**DIRECTIVE**
Retype all of the data exactly as given.

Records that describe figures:
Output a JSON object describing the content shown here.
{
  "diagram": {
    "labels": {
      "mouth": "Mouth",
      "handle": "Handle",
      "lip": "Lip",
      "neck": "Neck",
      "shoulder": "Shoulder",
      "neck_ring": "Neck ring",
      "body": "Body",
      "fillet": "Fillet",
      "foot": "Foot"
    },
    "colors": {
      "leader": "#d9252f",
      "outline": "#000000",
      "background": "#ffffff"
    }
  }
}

**EXPECTED OUTPUT**
Output a JSON object describing the content shown here.
{
  "diagram": {
    "labels": {
      "mouth": "Mouth",
      "handle": "Handle",
      "lip": "Lip",
      "neck": "Neck",
      "shoulder": "Shoulder",
      "neck_ring": "Neck ring",
      "body": "Body",
      "fillet": "Fillet",
      "foot": "Foot"
    },
    "colors": {
      "leader": "#d9252f",
      "outline": "#000000",
      "background": "#ffffff"
    }
  }
}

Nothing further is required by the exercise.